RECORD LIST:
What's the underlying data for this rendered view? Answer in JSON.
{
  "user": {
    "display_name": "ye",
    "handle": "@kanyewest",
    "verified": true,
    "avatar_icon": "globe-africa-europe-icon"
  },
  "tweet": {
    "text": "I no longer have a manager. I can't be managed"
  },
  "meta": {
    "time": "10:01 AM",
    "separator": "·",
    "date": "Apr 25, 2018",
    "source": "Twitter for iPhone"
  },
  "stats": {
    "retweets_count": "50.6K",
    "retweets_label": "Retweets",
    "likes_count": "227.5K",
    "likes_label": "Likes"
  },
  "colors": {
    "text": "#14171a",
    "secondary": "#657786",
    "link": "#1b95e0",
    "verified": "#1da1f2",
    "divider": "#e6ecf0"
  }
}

TASK STATEMENT: Count the lines in the records above that hold the word "text", and give only that number.

SOLUTION FOR THIS TASK: 2